(Items from a figure collection)
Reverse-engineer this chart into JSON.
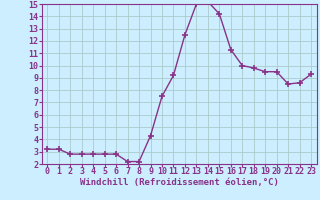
{
  "x": [
    0,
    1,
    2,
    3,
    4,
    5,
    6,
    7,
    8,
    9,
    10,
    11,
    12,
    13,
    14,
    15,
    16,
    17,
    18,
    19,
    20,
    21,
    22,
    23
  ],
  "y": [
    3.2,
    3.2,
    2.8,
    2.8,
    2.8,
    2.8,
    2.8,
    2.2,
    2.2,
    4.3,
    7.5,
    9.2,
    12.5,
    15.0,
    15.2,
    14.2,
    11.3,
    10.0,
    9.8,
    9.5,
    9.5,
    8.5,
    8.6,
    9.3
  ],
  "line_color": "#883388",
  "marker": "+",
  "marker_size": 4,
  "marker_lw": 1.2,
  "bg_color": "#cceeff",
  "grid_color": "#aacccc",
  "xlabel": "Windchill (Refroidissement éolien,°C)",
  "xlabel_color": "#883388",
  "xlabel_fontsize": 6.5,
  "ylim": [
    2,
    15
  ],
  "xlim": [
    -0.5,
    23.5
  ],
  "yticks": [
    2,
    3,
    4,
    5,
    6,
    7,
    8,
    9,
    10,
    11,
    12,
    13,
    14,
    15
  ],
  "xticks": [
    0,
    1,
    2,
    3,
    4,
    5,
    6,
    7,
    8,
    9,
    10,
    11,
    12,
    13,
    14,
    15,
    16,
    17,
    18,
    19,
    20,
    21,
    22,
    23
  ],
  "tick_fontsize": 6,
  "tick_color": "#883388",
  "axis_color": "#883388",
  "spine_color": "#883388"
}
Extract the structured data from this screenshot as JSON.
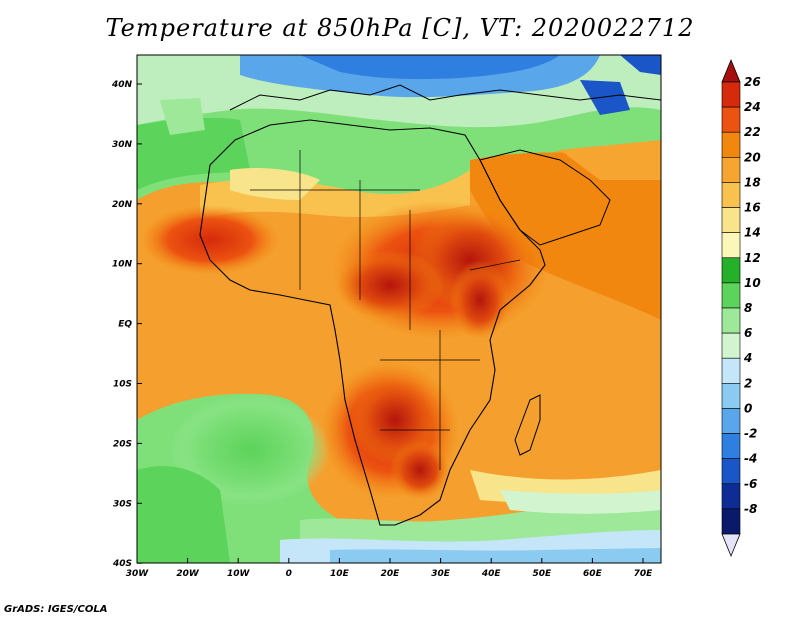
{
  "title": "Temperature at 850hPa [C], VT: 2020022712",
  "footer": "GrADS: IGES/COLA",
  "map": {
    "lat_labels": [
      "40N",
      "30N",
      "20N",
      "10N",
      "EQ",
      "10S",
      "20S",
      "30S",
      "40S"
    ],
    "lon_labels": [
      "30W",
      "20W",
      "10W",
      "0",
      "10E",
      "20E",
      "30E",
      "40E",
      "50E",
      "60E",
      "70E"
    ]
  },
  "colorbar": {
    "labels": [
      "26",
      "24",
      "22",
      "20",
      "18",
      "16",
      "14",
      "12",
      "10",
      "8",
      "6",
      "4",
      "2",
      "0",
      "-2",
      "-4",
      "-6",
      "-8"
    ],
    "colors": [
      "#a50f0f",
      "#d52a0c",
      "#ec5210",
      "#f2870f",
      "#f7a531",
      "#f9c24f",
      "#f8e48a",
      "#fbf7b8",
      "#26b02a",
      "#5cd35a",
      "#9ee89a",
      "#d2f5d0",
      "#c4e6f8",
      "#8ccbf1",
      "#5aa6ea",
      "#2f7fe1",
      "#1a56c8",
      "#0e2d94",
      "#0a1a6a",
      "#e6e4f8"
    ]
  }
}
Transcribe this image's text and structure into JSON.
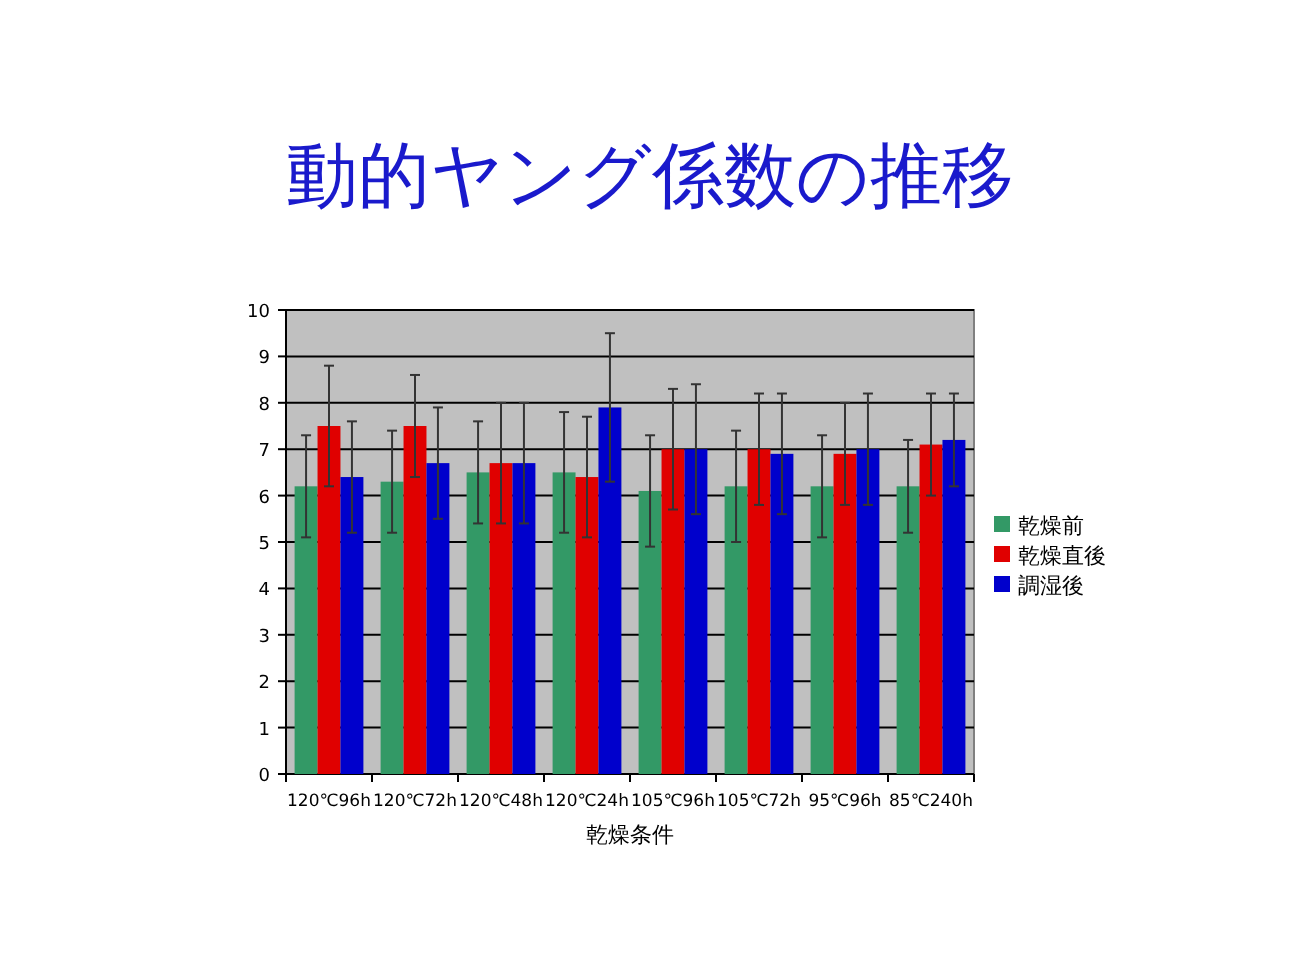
{
  "chart_data": {
    "type": "bar",
    "title": "動的ヤング係数の推移",
    "xlabel": "乾燥条件",
    "categories": [
      "120℃96h",
      "120℃72h",
      "120℃48h",
      "120℃24h",
      "105℃96h",
      "105℃72h",
      "95℃96h",
      "85℃240h"
    ],
    "series": [
      {
        "name": "乾燥前",
        "color": "#339966",
        "values": [
          6.2,
          6.3,
          6.5,
          6.5,
          6.1,
          6.2,
          6.2,
          6.2
        ],
        "errors": [
          1.1,
          1.1,
          1.1,
          1.3,
          1.2,
          1.2,
          1.1,
          1.0
        ]
      },
      {
        "name": "乾燥直後",
        "color": "#e00000",
        "values": [
          7.5,
          7.5,
          6.7,
          6.4,
          7.0,
          7.0,
          6.9,
          7.1
        ],
        "errors": [
          1.3,
          1.1,
          1.3,
          1.3,
          1.3,
          1.2,
          1.1,
          1.1
        ]
      },
      {
        "name": "調湿後",
        "color": "#0000cc",
        "values": [
          6.4,
          6.7,
          6.7,
          7.9,
          7.0,
          6.9,
          7.0,
          7.2
        ],
        "errors": [
          1.2,
          1.2,
          1.3,
          1.6,
          1.4,
          1.3,
          1.2,
          1.0
        ]
      }
    ],
    "ylim": [
      0,
      10
    ],
    "yticks": [
      0,
      1,
      2,
      3,
      4,
      5,
      6,
      7,
      8,
      9,
      10
    ],
    "grid": "y",
    "legend": "right"
  }
}
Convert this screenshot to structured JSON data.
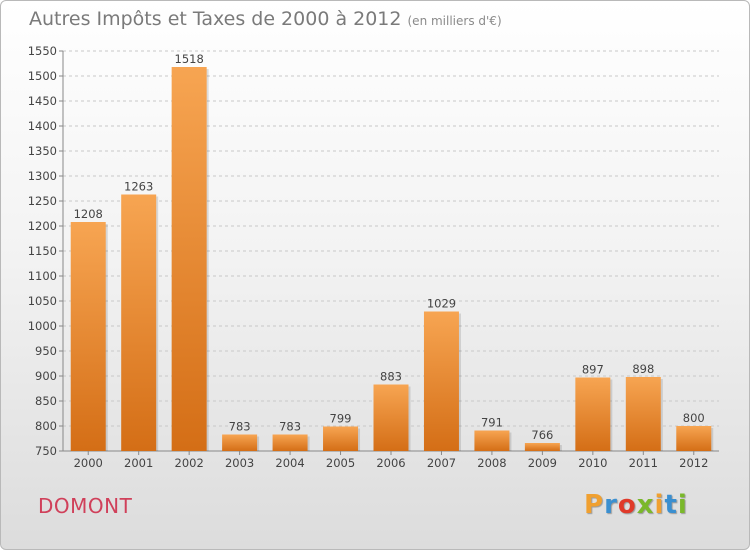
{
  "header": {
    "title": "Autres Impôts et Taxes de 2000 à 2012",
    "subtitle": "(en milliers d'€)"
  },
  "commune": "DOMONT",
  "logo": {
    "letters": [
      "P",
      "r",
      "o",
      "x",
      "i",
      "t",
      "i"
    ],
    "colors": [
      "#f0a030",
      "#3a8fd0",
      "#e03a2a",
      "#7ab82a",
      "#f0a030",
      "#3a8fd0",
      "#7ab82a"
    ]
  },
  "chart_data": {
    "type": "bar",
    "title": "Autres Impôts et Taxes de 2000 à 2012",
    "subtitle": "(en milliers d'€)",
    "categories": [
      "2000",
      "2001",
      "2002",
      "2003",
      "2004",
      "2005",
      "2006",
      "2007",
      "2008",
      "2009",
      "2010",
      "2011",
      "2012"
    ],
    "values": [
      1208,
      1263,
      1518,
      783,
      783,
      799,
      883,
      1029,
      791,
      766,
      897,
      898,
      800
    ],
    "ylim": [
      750,
      1550
    ],
    "yticks": [
      750,
      800,
      850,
      900,
      950,
      1000,
      1050,
      1100,
      1150,
      1200,
      1250,
      1300,
      1350,
      1400,
      1450,
      1500,
      1550
    ],
    "grid": true,
    "data_labels": true,
    "bar_color": "#e8882e"
  }
}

**WHAT THE TASK ASKS**. Working from the listing above, pick out every line that has "structured" and copy it.

**WORKED SOLUTION**.
Extract the structured data from this screenshot as JSON.
Convert this screenshot to structured JSON data.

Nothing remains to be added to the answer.